• **Exercise directions**
Your task is to output the data exactly as it stands.

### Information shown

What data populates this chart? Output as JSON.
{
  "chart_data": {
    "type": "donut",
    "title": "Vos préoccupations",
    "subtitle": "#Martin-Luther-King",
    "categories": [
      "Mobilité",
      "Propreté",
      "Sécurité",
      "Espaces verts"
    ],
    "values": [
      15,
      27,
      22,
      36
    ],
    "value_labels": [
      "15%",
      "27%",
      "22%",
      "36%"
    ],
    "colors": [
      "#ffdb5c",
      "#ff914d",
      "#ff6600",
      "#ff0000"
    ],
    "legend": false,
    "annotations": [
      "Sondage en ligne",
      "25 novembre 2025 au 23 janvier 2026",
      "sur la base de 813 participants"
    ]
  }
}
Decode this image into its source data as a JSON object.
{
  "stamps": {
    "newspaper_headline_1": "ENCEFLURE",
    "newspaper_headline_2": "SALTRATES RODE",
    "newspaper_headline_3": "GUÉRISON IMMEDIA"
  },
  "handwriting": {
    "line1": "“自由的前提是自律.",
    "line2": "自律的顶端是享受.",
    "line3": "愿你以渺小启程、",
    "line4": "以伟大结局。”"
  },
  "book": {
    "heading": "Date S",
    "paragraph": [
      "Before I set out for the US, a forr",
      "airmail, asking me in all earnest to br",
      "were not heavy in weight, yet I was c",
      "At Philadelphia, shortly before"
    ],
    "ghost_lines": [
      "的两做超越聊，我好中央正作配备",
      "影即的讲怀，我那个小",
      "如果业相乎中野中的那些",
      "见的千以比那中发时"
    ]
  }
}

######

• **Answer in full**
What data populates this chart? Output as JSON.
{
  "chart_data": {
    "type": "donut",
    "title": "Vos préoccupations",
    "subtitle": "#Martin-Luther-King",
    "categories": [
      "Mobilité",
      "Propreté",
      "Sécurité",
      "Espaces verts"
    ],
    "values": [
      15,
      27,
      22,
      36
    ],
    "value_labels": [
      "15%",
      "27%",
      "22%",
      "36%"
    ],
    "colors": [
      "#ffdb5c",
      "#ff914d",
      "#ff6600",
      "#ff0000"
    ],
    "legend": false,
    "annotations": [
      "Sondage en ligne",
      "25 novembre 2025 au 23 janvier 2026",
      "sur la base de 813 participants"
    ]
  }
}
Decode this image into its source data as a JSON object.
{
  "stamps": {
    "newspaper_headline_1": "ENCEFLURE",
    "newspaper_headline_2": "SALTRATES RODE",
    "newspaper_headline_3": "GUÉRISON IMMEDIA"
  },
  "handwriting": {
    "line1": "“自由的前提是自律.",
    "line2": "自律的顶端是享受.",
    "line3": "愿你以渺小启程、",
    "line4": "以伟大结局。”"
  },
  "book": {
    "heading": "Date S",
    "paragraph": [
      "Before I set out for the US, a forr",
      "airmail, asking me in all earnest to br",
      "were not heavy in weight, yet I was c",
      "At Philadelphia, shortly before"
    ],
    "ghost_lines": [
      "的两做超越聊，我好中央正作配备",
      "影即的讲怀，我那个小",
      "如果业相乎中野中的那些",
      "见的千以比那中发时"
    ]
  }
}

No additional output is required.